Element location listings
=-=-=

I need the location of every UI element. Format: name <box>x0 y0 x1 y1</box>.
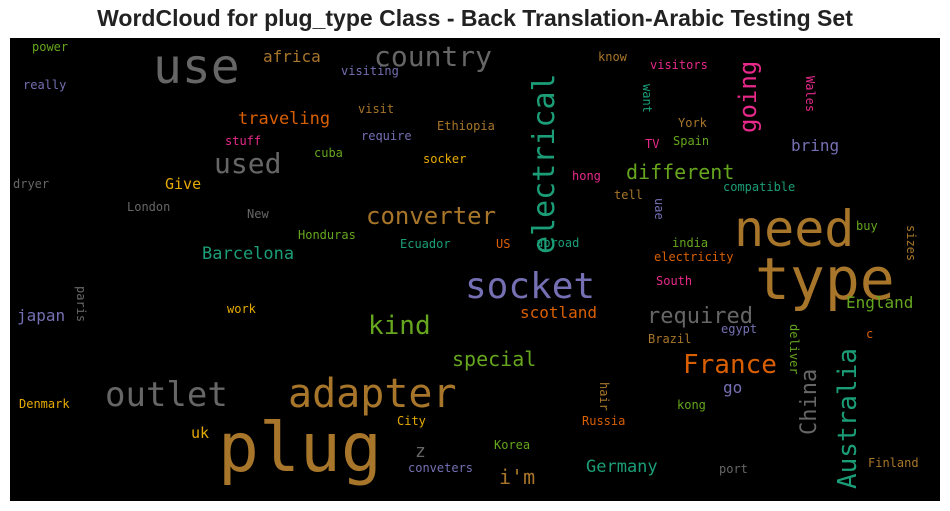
word-required: required <box>647 304 753 329</box>
word-denmark: Denmark <box>19 397 70 411</box>
word-new: New <box>247 207 269 221</box>
word-spain: Spain <box>673 134 710 148</box>
word-korea: Korea <box>494 438 531 452</box>
word-england: England <box>846 293 914 312</box>
word-kong: kong <box>677 398 706 412</box>
word-different: different <box>626 160 735 184</box>
word-visitors: visitors <box>650 58 708 72</box>
word-use: use <box>153 39 240 95</box>
word-china: China <box>797 368 822 435</box>
word-conveters: conveters <box>408 461 474 475</box>
word-sizes: sizes <box>904 225 918 262</box>
word-i-m: i'm <box>499 465 536 489</box>
word-cuba: cuba <box>314 146 343 160</box>
word-work: work <box>227 302 256 316</box>
word-electricity: electricity <box>654 250 734 264</box>
word-country: country <box>374 40 493 73</box>
word-barcelona: Barcelona <box>202 244 295 264</box>
word-kind: kind <box>368 311 431 341</box>
word-buy: buy <box>856 219 878 233</box>
word-power: power <box>32 40 69 54</box>
word-used: used <box>214 147 282 180</box>
word-electrical: electrical <box>527 73 562 254</box>
word-stuff: stuff <box>225 134 262 148</box>
word-india: india <box>672 236 709 250</box>
word-brazil: Brazil <box>648 332 692 346</box>
word-want: want <box>640 84 654 113</box>
word-honduras: Honduras <box>298 228 356 242</box>
word-know: know <box>598 50 627 64</box>
word-germany: Germany <box>586 457 658 477</box>
word-compatible: compatible <box>723 180 796 194</box>
word-going: going <box>734 60 762 133</box>
word-need: need <box>734 200 855 258</box>
word-visiting: visiting <box>341 64 399 78</box>
word-port: port <box>719 462 748 476</box>
word-give: Give <box>165 175 202 193</box>
word-outlet: outlet <box>105 375 228 415</box>
word-hair: hair <box>597 382 611 411</box>
word-z: z <box>415 441 426 462</box>
word-ecuador: Ecuador <box>400 237 451 251</box>
word-go: go <box>723 378 743 397</box>
word-abroad: abroad <box>536 236 580 250</box>
word-africa: africa <box>263 47 321 66</box>
word-us: US <box>496 237 511 251</box>
word-finland: Finland <box>868 456 919 470</box>
word-require: require <box>361 129 412 143</box>
word-russia: Russia <box>582 414 626 428</box>
word-ethiopia: Ethiopia <box>437 119 495 133</box>
word-scotland: scotland <box>520 303 598 322</box>
word-uae: uae <box>652 198 666 220</box>
word-socket: socket <box>465 266 596 307</box>
chart-title: WordCloud for plug_type Class - Back Tra… <box>97 5 853 31</box>
word-tell: tell <box>614 188 643 202</box>
word-london: London <box>127 200 171 214</box>
word-tv: TV <box>645 137 660 151</box>
word-visit: visit <box>358 102 395 116</box>
word-deliver: deliver <box>787 324 801 375</box>
word-type: type <box>755 245 895 313</box>
word-c: c <box>866 327 874 341</box>
word-special: special <box>452 347 537 371</box>
word-australia: Australia <box>833 348 863 489</box>
word-cloud: plug type need use adapter outlet socket electr… <box>10 38 940 501</box>
word-city: City <box>397 414 426 428</box>
word-hong: hong <box>572 169 601 183</box>
word-paris: paris <box>74 286 88 323</box>
word-traveling: traveling <box>238 109 331 129</box>
word-france: France <box>683 350 777 380</box>
word-dryer: dryer <box>13 177 50 191</box>
word-adapter: adapter <box>288 371 457 417</box>
word-really: really <box>23 78 67 92</box>
word-york: York <box>678 116 707 130</box>
word-japan: japan <box>17 306 66 325</box>
word-wales: Wales <box>803 76 817 113</box>
word-bring: bring <box>791 136 840 155</box>
word-plug: plug <box>218 409 382 488</box>
word-converter: converter <box>366 202 497 230</box>
word-uk: uk <box>191 424 210 442</box>
word-egypt: egypt <box>721 322 758 336</box>
word-socker: socker <box>423 152 467 166</box>
word-south: South <box>656 274 693 288</box>
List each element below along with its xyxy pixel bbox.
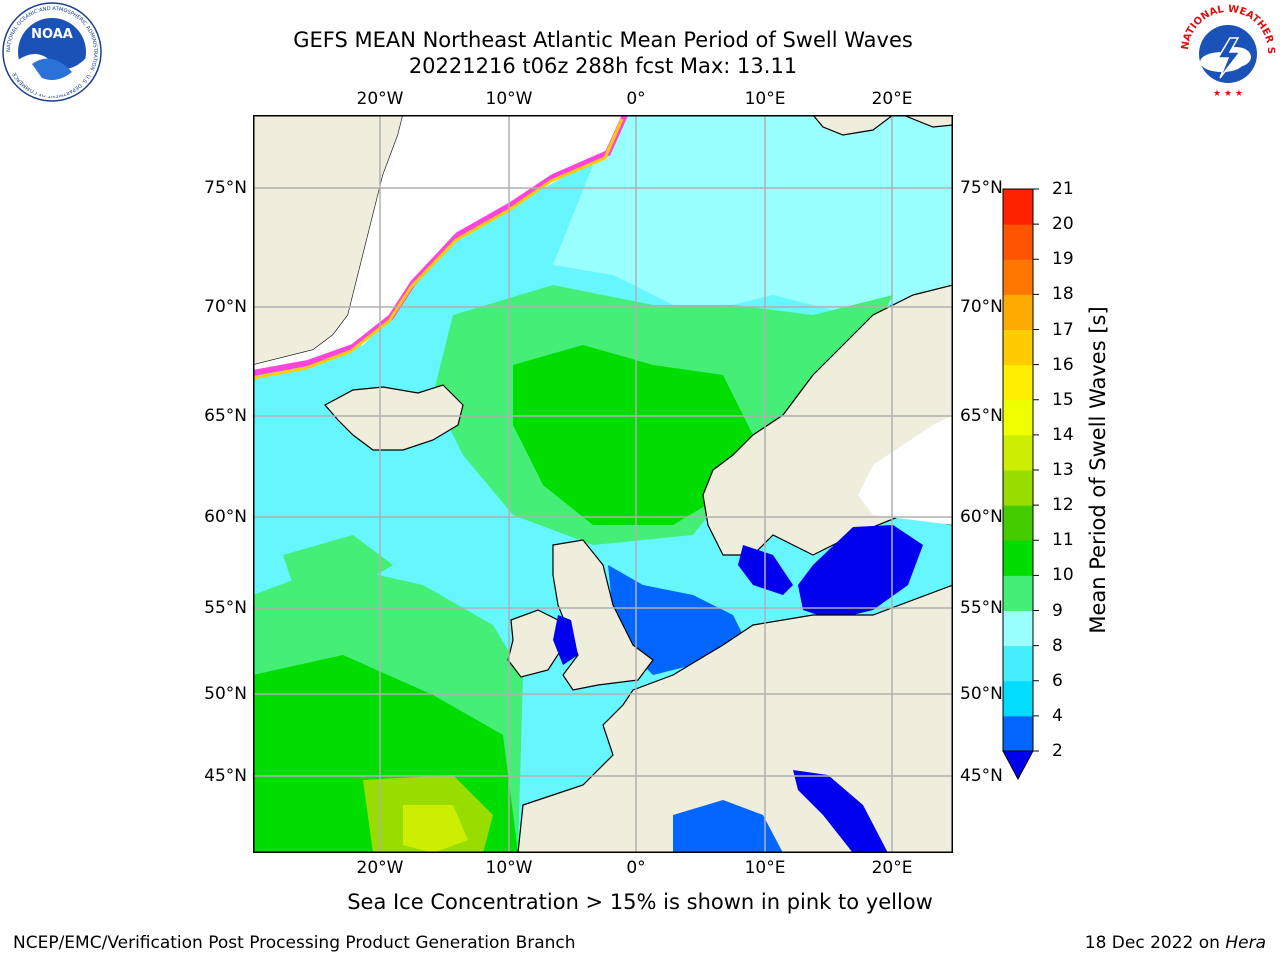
footer-date-text: 18 Dec 2022 on <box>1084 933 1220 953</box>
colorbar <box>1002 188 1039 781</box>
colorbar-tick-label: 9 <box>1052 600 1063 621</box>
swell-field-8-9s <box>553 115 953 315</box>
map-title: GEFS MEAN Northeast Atlantic Mean Period… <box>293 28 913 52</box>
lat-label-right: 45°N <box>960 766 1003 786</box>
lat-label-right: 60°N <box>960 507 1003 527</box>
colorbar-tick-label: 20 <box>1052 214 1074 235</box>
lat-label-left: 75°N <box>204 178 247 198</box>
colorbar-tick-label: 21 <box>1052 179 1074 199</box>
lat-label-right: 55°N <box>960 598 1003 618</box>
swell-field-irish-sea <box>553 615 578 665</box>
colorbar-tick-label: 10 <box>1052 565 1074 586</box>
colorbar-segment <box>1003 680 1033 717</box>
footer-org: NCEP/EMC/Verification Post Processing Pr… <box>13 933 576 953</box>
footer-host: Hera <box>1225 933 1266 953</box>
colorbar-segment <box>1003 575 1033 611</box>
lon-label-top: 20°E <box>871 89 913 109</box>
lon-label-top: 10°W <box>485 89 533 109</box>
colorbar-tick-label: 18 <box>1052 284 1074 305</box>
land-svalbard <box>812 115 894 136</box>
nws-logo: NATIONAL WEATHER SERVICE ★ ★ ★ <box>1178 2 1277 101</box>
lon-label-top: 0° <box>626 89 646 109</box>
map-frame <box>253 115 953 853</box>
swell-field-adriatic <box>793 770 888 853</box>
colorbar-tick-label: 17 <box>1052 319 1074 340</box>
colorbar-segment <box>1003 329 1033 366</box>
graticule <box>253 115 953 853</box>
colorbar-segment <box>1003 224 1033 260</box>
lon-label-bottom: 10°E <box>744 858 786 878</box>
lat-label-right: 50°N <box>960 684 1003 704</box>
colorbar-segment <box>1003 259 1033 295</box>
colorbar-tick-label: 16 <box>1052 354 1074 375</box>
svg-text:★ ★ ★: ★ ★ ★ <box>1213 89 1243 99</box>
sea-ice-caption: Sea Ice Concentration > 15% is shown in … <box>347 890 933 914</box>
colorbar-segment <box>1003 505 1033 541</box>
lat-label-left: 50°N <box>204 684 247 704</box>
land-ireland <box>507 609 562 678</box>
colorbar-tick-label: 12 <box>1052 495 1074 516</box>
colorbar-segment <box>1003 540 1033 576</box>
colorbar-tick-label: 6 <box>1052 670 1063 691</box>
lon-label-top: 10°E <box>744 89 786 109</box>
colorbar-tick-label: 14 <box>1052 424 1074 445</box>
lon-label-bottom: 20°E <box>871 858 913 878</box>
lon-label-bottom: 10°W <box>485 858 533 878</box>
map-subtitle: 20221216 t06z 288h fcst Max: 13.11 <box>408 54 798 78</box>
lat-label-right: 75°N <box>960 178 1003 198</box>
lon-label-bottom: 20°W <box>356 858 404 878</box>
colorbar-label: Mean Period of Swell Waves [s] <box>1086 306 1110 634</box>
lon-label-top: 20°W <box>356 89 404 109</box>
colorbar-segment <box>1003 294 1033 330</box>
sea-ice-white <box>253 115 623 370</box>
land-great-britain <box>552 539 654 691</box>
colorbar-segment <box>1003 189 1033 225</box>
colorbar-segment <box>1003 399 1033 436</box>
colorbar-tick-label: 13 <box>1052 460 1074 480</box>
svg-text:NOAA: NOAA <box>31 27 73 42</box>
colorbar-segment <box>1003 715 1033 752</box>
swell-field-10-11s <box>513 345 753 525</box>
sea-ice-edge-yellow <box>253 118 624 380</box>
swell-field-sw-12-13s <box>403 805 468 853</box>
lat-label-left: 45°N <box>204 766 247 786</box>
colorbar-tick-label: 15 <box>1052 389 1074 410</box>
sea-ice-edge <box>253 115 628 376</box>
lat-label-right: 70°N <box>960 297 1003 317</box>
colorbar-tick-label: 2 <box>1052 741 1063 761</box>
colorbar-segment <box>1003 470 1033 506</box>
lat-label-left: 70°N <box>204 297 247 317</box>
swell-patch <box>283 535 393 595</box>
lat-label-left: 65°N <box>204 406 247 426</box>
lat-label-left: 55°N <box>204 598 247 618</box>
colorbar-segment <box>1003 434 1033 471</box>
swell-period-map <box>253 115 953 853</box>
colorbar-segment <box>1003 645 1033 682</box>
colorbar-tick-label: 19 <box>1052 249 1074 270</box>
land-europe <box>517 584 953 853</box>
colorbar-tick-label: 4 <box>1052 705 1063 726</box>
colorbar-tick-label: 8 <box>1052 635 1063 656</box>
colorbar-tick-label: 11 <box>1052 530 1074 551</box>
lat-label-left: 60°N <box>204 507 247 527</box>
lat-label-right: 65°N <box>960 406 1003 426</box>
colorbar-segment <box>1003 364 1033 401</box>
colorbar-segment <box>1003 610 1033 647</box>
footer-date: 18 Dec 2022 on Hera <box>1085 933 1266 953</box>
swell-field-northsea <box>608 565 743 675</box>
land-svalbard-east <box>902 115 953 128</box>
noaa-logo: NATIONAL OCEANIC AND ATMOSPHERIC ADMINIS… <box>2 2 102 102</box>
land-iceland <box>324 384 464 451</box>
swell-field-mediterranean <box>673 800 783 853</box>
sea-ice-bothnia <box>858 415 953 525</box>
colorbar-under-triangle <box>1002 750 1034 781</box>
lon-label-bottom: 0° <box>626 858 646 878</box>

=-=-=

_TASK OBJECTIVE_
Copy the lines of the material from the line with "footer-date-text: 18 Dec" to the line with "colorbar-segment <box>1003 575 1033 611</box>", keeping each one unchanged.

_FULL OUTPUT_
footer-date-text: 18 Dec 2022 on <box>1084 933 1220 953</box>
colorbar <box>1002 188 1039 781</box>
colorbar-tick-label: 9 <box>1052 600 1063 621</box>
swell-field-8-9s <box>553 115 953 315</box>
map-title: GEFS MEAN Northeast Atlantic Mean Period… <box>293 28 913 52</box>
lat-label-right: 45°N <box>960 766 1003 786</box>
lat-label-right: 60°N <box>960 507 1003 527</box>
colorbar-tick-label: 20 <box>1052 214 1074 235</box>
lat-label-left: 75°N <box>204 178 247 198</box>
colorbar-tick-label: 21 <box>1052 179 1074 199</box>
lat-label-right: 55°N <box>960 598 1003 618</box>
swell-field-irish-sea <box>553 615 578 665</box>
colorbar-tick-label: 10 <box>1052 565 1074 586</box>
colorbar-segment <box>1003 680 1033 717</box>
footer-org: NCEP/EMC/Verification Post Processing Pr… <box>13 933 576 953</box>
footer-host: Hera <box>1225 933 1266 953</box>
colorbar-segment <box>1003 575 1033 611</box>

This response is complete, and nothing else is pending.